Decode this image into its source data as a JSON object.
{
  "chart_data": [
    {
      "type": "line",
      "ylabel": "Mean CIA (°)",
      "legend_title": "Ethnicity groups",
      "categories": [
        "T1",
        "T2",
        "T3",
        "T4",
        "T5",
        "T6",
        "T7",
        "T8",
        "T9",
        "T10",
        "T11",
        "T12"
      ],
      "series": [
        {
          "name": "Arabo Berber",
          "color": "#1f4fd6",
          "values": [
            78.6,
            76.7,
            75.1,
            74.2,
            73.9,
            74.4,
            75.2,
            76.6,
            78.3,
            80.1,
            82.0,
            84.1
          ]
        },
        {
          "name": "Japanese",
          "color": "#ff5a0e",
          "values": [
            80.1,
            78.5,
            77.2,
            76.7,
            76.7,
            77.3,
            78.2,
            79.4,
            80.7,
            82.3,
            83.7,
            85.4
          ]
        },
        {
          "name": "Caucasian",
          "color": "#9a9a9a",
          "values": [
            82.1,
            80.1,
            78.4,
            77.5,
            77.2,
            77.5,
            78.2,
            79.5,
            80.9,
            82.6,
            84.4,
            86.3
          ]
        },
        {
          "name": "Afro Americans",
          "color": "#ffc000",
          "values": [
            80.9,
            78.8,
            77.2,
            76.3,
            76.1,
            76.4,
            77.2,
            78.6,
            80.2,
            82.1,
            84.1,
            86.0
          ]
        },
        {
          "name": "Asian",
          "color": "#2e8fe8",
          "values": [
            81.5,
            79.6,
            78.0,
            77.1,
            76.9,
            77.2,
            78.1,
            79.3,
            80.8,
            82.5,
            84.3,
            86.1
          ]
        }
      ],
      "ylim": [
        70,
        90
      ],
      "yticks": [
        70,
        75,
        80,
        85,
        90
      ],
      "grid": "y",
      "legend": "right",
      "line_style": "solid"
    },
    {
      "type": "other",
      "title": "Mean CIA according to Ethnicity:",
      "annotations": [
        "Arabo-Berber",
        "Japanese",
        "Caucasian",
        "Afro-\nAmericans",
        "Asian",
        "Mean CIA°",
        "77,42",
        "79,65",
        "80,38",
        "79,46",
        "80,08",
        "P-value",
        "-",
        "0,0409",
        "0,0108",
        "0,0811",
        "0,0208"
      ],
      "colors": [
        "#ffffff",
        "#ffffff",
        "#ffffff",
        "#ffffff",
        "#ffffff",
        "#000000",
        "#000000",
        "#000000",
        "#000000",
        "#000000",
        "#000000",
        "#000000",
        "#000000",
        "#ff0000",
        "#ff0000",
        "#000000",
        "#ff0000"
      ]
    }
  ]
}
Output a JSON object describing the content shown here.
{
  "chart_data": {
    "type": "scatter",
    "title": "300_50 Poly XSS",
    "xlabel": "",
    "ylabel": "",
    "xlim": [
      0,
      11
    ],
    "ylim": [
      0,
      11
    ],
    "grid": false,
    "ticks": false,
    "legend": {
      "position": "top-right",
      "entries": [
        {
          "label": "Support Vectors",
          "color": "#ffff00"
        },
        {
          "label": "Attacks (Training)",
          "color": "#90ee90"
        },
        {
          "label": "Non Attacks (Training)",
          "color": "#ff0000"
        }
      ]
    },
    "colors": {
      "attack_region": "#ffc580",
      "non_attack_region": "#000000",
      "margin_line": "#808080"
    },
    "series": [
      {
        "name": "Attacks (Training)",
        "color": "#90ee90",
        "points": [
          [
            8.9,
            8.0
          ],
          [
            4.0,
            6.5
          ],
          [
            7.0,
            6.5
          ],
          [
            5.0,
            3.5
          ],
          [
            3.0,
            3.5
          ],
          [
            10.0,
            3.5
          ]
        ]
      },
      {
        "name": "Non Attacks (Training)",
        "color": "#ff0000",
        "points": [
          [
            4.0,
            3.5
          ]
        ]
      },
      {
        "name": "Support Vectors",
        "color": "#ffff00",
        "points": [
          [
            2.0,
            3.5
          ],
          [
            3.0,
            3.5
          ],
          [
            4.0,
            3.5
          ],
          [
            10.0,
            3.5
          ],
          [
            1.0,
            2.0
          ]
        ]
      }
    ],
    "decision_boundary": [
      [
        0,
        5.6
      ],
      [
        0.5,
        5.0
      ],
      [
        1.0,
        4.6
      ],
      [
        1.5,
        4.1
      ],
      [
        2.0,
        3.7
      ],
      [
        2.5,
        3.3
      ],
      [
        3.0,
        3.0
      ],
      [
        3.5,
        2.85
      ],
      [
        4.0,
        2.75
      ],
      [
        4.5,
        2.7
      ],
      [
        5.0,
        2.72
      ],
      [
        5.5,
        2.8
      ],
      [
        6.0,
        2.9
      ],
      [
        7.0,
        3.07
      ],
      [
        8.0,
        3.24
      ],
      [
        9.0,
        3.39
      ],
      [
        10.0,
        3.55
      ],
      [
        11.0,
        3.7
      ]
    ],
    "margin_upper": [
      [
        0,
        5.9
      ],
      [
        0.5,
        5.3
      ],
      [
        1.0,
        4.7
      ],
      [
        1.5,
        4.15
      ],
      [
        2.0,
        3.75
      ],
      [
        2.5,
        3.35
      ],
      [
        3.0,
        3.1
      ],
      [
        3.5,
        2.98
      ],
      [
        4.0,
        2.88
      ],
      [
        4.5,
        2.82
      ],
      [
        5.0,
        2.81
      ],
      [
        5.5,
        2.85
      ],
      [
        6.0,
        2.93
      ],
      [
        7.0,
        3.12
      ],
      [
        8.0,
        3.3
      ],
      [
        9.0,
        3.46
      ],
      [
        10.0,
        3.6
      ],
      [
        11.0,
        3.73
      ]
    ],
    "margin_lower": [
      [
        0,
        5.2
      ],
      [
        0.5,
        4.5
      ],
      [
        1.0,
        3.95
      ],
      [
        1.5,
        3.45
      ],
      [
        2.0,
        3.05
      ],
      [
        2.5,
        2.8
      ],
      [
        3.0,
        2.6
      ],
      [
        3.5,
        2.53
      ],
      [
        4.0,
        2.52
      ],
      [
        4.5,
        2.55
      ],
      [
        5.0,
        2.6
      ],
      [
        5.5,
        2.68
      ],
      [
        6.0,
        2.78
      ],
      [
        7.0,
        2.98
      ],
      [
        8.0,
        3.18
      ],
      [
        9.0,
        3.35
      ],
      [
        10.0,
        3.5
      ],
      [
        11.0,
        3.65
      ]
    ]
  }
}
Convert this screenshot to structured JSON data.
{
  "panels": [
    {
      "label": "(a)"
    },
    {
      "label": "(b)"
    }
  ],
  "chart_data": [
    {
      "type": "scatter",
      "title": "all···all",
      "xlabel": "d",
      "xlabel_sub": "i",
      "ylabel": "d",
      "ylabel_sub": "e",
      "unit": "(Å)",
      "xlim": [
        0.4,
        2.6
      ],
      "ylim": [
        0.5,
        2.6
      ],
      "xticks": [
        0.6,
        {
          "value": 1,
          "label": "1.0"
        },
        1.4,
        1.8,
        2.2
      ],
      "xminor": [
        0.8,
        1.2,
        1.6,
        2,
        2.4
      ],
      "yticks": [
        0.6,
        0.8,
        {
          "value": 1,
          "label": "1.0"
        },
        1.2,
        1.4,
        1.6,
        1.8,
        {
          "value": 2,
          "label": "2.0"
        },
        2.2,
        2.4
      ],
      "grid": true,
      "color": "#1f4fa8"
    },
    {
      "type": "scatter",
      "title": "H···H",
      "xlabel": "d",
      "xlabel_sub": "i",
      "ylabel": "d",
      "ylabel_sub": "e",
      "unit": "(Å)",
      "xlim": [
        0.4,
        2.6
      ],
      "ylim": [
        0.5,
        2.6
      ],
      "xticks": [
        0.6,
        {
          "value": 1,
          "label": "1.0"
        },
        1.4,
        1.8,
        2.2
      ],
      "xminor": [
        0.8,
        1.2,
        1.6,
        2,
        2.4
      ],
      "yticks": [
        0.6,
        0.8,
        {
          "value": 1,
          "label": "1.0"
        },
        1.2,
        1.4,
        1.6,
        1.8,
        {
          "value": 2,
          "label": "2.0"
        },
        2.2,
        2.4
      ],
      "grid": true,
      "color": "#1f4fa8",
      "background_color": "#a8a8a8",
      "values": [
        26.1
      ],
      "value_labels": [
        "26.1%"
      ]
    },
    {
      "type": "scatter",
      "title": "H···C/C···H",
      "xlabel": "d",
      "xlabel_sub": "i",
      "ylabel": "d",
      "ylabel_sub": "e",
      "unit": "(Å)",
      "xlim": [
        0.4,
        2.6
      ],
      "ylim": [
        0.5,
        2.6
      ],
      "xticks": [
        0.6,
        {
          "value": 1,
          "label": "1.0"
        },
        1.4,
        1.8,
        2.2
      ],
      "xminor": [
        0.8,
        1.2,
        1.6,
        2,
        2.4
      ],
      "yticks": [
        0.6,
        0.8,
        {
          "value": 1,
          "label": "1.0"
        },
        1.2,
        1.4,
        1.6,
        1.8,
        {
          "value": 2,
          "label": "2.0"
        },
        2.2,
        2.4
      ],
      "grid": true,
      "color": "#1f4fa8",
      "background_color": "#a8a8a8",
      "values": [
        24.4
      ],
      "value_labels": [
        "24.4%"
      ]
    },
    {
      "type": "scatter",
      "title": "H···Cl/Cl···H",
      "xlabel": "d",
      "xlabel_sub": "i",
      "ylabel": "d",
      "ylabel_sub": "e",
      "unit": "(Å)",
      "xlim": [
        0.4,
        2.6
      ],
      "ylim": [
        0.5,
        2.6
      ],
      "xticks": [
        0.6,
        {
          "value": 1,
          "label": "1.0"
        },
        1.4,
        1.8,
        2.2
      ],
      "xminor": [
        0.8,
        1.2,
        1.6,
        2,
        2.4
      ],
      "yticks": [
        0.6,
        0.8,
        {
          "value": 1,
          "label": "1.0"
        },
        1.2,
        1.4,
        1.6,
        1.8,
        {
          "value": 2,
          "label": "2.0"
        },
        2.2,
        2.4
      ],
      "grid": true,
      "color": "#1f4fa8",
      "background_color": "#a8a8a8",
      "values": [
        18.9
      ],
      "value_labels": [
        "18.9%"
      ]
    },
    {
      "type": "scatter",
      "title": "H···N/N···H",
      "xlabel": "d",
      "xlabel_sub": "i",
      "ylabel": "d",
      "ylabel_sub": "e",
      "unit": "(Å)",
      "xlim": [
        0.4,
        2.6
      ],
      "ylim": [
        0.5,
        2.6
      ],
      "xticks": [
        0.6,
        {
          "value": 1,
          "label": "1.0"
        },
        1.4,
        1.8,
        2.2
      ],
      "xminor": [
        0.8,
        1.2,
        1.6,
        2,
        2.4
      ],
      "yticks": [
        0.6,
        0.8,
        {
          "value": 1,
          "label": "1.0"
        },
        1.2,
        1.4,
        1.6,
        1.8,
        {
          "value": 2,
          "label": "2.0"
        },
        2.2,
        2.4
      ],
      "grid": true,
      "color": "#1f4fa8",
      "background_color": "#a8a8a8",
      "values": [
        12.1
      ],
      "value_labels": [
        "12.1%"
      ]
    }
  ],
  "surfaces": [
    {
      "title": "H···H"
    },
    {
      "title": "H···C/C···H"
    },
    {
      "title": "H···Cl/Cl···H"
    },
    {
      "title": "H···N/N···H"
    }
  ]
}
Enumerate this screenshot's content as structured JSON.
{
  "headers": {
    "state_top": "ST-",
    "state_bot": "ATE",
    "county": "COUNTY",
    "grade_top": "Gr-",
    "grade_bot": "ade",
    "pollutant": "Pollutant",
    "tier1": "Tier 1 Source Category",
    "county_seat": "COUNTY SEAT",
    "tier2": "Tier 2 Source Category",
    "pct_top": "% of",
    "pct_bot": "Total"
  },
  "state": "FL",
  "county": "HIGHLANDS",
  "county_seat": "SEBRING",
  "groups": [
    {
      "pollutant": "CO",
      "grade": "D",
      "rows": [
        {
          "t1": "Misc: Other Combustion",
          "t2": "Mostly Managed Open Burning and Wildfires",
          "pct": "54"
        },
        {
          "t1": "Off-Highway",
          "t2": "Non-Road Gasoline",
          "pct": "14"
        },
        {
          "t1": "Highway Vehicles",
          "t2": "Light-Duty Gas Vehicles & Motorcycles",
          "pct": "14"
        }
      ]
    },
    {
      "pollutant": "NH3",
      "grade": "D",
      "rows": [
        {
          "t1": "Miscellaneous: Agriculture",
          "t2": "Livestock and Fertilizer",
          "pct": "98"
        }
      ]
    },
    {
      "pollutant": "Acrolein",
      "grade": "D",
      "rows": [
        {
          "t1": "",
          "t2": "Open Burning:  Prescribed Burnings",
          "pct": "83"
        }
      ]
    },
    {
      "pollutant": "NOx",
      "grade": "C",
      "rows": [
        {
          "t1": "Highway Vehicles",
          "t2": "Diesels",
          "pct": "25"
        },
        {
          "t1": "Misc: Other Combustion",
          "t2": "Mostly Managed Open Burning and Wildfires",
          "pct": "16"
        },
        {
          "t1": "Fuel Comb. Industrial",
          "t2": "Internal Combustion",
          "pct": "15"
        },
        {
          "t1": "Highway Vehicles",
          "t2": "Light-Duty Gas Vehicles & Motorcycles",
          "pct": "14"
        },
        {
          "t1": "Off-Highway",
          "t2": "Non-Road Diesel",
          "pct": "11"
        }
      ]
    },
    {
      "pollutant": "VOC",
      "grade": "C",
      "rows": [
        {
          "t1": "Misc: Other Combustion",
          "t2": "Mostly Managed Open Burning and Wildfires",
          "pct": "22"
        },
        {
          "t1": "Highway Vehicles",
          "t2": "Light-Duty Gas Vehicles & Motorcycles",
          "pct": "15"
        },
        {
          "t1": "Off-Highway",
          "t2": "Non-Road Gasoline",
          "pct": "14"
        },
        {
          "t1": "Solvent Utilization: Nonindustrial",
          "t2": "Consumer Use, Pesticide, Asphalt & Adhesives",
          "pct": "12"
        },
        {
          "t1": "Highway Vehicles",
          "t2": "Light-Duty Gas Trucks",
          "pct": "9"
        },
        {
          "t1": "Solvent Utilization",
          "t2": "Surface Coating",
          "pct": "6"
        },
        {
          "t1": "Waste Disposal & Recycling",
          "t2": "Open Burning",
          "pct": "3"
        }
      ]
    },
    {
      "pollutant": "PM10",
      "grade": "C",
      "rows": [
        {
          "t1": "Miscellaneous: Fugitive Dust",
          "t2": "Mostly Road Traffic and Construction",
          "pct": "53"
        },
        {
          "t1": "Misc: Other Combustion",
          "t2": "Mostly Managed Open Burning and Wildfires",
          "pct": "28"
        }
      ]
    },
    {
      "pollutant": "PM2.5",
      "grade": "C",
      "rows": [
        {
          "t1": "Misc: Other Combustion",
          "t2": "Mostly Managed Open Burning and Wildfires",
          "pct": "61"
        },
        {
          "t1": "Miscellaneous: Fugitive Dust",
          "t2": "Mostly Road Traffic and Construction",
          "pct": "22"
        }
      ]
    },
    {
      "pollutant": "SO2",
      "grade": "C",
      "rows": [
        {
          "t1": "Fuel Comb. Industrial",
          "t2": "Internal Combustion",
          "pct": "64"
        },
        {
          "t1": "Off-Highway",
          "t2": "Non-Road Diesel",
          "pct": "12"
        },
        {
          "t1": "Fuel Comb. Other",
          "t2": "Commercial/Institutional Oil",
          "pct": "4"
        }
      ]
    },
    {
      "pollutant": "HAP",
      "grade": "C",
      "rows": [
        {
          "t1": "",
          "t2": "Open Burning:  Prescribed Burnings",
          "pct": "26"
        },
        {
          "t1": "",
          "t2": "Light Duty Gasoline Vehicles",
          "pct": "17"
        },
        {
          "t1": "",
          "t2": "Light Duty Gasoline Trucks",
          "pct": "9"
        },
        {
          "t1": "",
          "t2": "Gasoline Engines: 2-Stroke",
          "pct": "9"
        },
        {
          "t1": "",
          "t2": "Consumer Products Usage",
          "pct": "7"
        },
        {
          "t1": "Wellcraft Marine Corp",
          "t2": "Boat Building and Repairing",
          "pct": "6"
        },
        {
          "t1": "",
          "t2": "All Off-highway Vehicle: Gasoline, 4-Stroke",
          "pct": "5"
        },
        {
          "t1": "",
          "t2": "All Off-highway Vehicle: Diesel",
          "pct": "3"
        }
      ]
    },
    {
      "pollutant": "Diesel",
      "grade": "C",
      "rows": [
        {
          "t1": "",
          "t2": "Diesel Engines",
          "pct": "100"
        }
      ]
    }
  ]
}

-=-=-

Stated goal → Check each line above for the string "Solvent" and show the ones that have it.

Exercise solution →
          "t1": "Solvent Utilization: Nonindustrial",
          "t1": "Solvent Utilization",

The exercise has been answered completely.